抜粋 —
━━━━━━━━━━━━━━━━━━━━━━━━━━━━━━

飲食業界が大変な事態に追い込まれてからもう1年半。そんな逆境の中でも、ニューオープンの夢を叶えたり、新しい目標に果敢にチャレンジしたりする、頼もしい料理人たちがいます。そんなわけで今月は、私が勝手に応援したいニューフェイスが活躍する注目の2軒をピックアップ。
(玉蜀黍のピュレ 竹炭のチュイル、牛タンのクロケット、烏賊のタルタル)
最初にご紹介するのは、2021年4月に人形町にオープンしたばかりの「ars(アルス)」。時節柄もあって、大々的に宣伝したわけでもないのに、おいしいモノ好きの間で機密情報のようにやり取りされ、オープン3ヵ月でひっそりと予約困難店になりました。もうチェック済みという人は、かなり情報ツウかも。
(熱々のパテドカンパーニュをサンドしたチーズベーグル)

━━━━━━━━━━━━━━━━━━━━━━━━━━━━━━

表示データ —
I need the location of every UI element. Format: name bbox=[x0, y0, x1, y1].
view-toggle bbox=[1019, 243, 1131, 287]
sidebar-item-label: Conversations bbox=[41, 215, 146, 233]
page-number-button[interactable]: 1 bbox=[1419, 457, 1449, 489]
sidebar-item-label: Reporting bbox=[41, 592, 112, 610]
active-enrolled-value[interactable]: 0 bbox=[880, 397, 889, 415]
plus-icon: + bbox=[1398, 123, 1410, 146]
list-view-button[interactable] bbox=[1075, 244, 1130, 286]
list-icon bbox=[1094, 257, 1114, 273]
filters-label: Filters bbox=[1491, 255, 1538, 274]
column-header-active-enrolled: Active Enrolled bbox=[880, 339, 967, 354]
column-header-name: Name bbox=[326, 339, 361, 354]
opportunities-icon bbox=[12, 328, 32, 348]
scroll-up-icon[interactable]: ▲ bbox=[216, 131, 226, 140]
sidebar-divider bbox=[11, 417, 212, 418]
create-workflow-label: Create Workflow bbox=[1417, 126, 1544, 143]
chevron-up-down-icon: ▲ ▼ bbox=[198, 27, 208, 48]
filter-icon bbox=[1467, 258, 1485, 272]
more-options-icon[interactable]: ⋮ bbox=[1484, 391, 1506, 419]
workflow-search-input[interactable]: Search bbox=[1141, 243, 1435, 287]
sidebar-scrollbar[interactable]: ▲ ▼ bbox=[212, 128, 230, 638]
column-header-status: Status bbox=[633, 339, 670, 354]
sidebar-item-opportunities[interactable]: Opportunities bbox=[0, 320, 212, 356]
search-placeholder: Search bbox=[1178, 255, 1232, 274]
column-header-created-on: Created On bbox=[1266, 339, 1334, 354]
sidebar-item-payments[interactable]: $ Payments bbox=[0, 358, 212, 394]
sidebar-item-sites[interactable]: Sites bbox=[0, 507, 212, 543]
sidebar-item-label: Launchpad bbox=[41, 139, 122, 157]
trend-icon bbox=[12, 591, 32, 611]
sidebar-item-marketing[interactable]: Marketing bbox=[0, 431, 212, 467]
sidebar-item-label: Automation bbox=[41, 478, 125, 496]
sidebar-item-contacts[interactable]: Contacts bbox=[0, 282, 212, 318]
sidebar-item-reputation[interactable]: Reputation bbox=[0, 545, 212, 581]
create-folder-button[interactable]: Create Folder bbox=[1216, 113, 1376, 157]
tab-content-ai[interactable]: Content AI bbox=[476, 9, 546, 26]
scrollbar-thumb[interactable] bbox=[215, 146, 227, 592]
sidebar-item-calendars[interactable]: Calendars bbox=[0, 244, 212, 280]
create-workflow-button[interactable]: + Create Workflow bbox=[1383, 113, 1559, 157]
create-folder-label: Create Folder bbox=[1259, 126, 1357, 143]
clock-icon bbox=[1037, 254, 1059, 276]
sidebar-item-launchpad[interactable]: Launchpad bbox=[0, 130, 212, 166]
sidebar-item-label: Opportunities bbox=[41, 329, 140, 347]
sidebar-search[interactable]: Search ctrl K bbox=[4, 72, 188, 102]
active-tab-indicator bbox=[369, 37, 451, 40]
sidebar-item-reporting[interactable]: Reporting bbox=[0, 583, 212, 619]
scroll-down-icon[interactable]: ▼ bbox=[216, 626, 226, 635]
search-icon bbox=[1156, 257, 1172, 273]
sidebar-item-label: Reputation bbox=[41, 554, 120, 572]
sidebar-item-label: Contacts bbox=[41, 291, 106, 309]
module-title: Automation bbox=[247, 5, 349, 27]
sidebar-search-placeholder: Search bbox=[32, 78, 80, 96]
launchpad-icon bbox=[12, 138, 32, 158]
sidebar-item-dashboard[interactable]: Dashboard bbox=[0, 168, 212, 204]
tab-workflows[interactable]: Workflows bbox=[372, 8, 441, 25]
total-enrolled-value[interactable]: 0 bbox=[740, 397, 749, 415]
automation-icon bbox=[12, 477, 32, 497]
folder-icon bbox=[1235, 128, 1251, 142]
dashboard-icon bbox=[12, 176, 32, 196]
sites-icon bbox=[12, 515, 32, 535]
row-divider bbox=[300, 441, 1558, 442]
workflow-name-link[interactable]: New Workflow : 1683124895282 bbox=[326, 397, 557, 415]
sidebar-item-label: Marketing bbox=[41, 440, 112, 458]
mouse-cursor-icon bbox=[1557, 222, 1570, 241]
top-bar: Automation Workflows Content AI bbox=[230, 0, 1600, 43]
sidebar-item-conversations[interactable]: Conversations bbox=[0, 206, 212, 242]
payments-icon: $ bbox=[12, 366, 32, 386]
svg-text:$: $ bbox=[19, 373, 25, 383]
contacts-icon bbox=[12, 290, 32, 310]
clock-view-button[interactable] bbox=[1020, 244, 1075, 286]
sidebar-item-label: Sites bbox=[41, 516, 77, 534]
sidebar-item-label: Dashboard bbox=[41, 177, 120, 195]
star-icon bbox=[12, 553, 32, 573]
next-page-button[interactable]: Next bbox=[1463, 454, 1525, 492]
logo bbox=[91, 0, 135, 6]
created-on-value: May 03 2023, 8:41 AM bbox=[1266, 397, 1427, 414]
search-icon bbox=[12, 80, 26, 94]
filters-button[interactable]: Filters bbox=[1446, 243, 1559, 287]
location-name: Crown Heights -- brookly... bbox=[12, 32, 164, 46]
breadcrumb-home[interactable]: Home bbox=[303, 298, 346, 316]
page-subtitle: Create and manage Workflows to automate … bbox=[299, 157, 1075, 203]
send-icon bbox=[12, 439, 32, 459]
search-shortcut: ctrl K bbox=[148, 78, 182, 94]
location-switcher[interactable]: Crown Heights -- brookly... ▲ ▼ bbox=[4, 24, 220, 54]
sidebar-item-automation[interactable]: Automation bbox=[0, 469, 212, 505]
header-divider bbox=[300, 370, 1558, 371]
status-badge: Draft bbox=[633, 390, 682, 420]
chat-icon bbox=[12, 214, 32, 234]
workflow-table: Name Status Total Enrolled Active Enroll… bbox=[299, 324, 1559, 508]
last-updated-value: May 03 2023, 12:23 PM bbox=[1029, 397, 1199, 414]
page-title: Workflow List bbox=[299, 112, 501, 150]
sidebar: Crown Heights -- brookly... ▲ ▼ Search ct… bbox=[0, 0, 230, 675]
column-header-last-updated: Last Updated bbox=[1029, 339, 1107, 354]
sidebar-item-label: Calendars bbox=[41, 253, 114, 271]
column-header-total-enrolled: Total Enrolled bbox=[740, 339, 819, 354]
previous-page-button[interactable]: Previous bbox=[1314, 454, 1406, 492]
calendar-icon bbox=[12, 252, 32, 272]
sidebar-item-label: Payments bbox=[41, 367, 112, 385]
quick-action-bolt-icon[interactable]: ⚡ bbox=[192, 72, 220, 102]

━━━━━━━━━━━━━━━━━━━━━━━━━━━━━━

すること —
(a) 飲食店紹介の文章について、次の問いにそれぞれ答えてください。
(i) 飲食業界が大変な事態に追い込まれてから、どれくらいの期間がたっていますか。
(ii) 「ars(アルス)」はいつ、どこにオープンしましたか。
(iii) 「ars(アルス)」はオープンから何ヵ月で予約困難店になりましたか。
(b) 飲食店紹介の文章を、途切れたところから書き継いでください。
記録は見なくても差し支えありません。

課題ごとの結果 —
(a)
(i) もう1年半がたっています。
(ii) 2021年4月に人形町にオープンしました。
(iii) オープンから3ヵ月で予約困難店になりました。

(b)
まずコンセプトがとてもユニーク。4席のみのカウンターのプラチナシートで味わえるのは、若きオーナーシェフ・高木和也さん(トップ写真)がこれまで積み重ねた知識と経験の集大成といえる、技術の粋を凝らしたモダンフレンチのフルコース。イノベーティブ系ファインダイニングが大好きな人(私だわ)が、わくわくするようなクリエイティブな料理が、目の前のオープンキッチンで次々と創り出されます。
(シグネチャーメニューのパイ包み焼き。この日はオマール海老とホタテ)
一方テーブル席で楽しめるのは、5500円からとお手頃価格なプリフィクスコースとアラカルト。鴨のコンフィやブフ ブルギニヨンといったクラシックなメニューから、締めにはカレーやドリアまで、という気取りのないラインナップ。これなら「フレンチは苦手」という食わず嫌い系(特にオールドジェネレーションの男性に多めですよね)も思わずそそられるはずです。
(フォアグラ パンデピスのメレンゲ 山形産さくらんぼ)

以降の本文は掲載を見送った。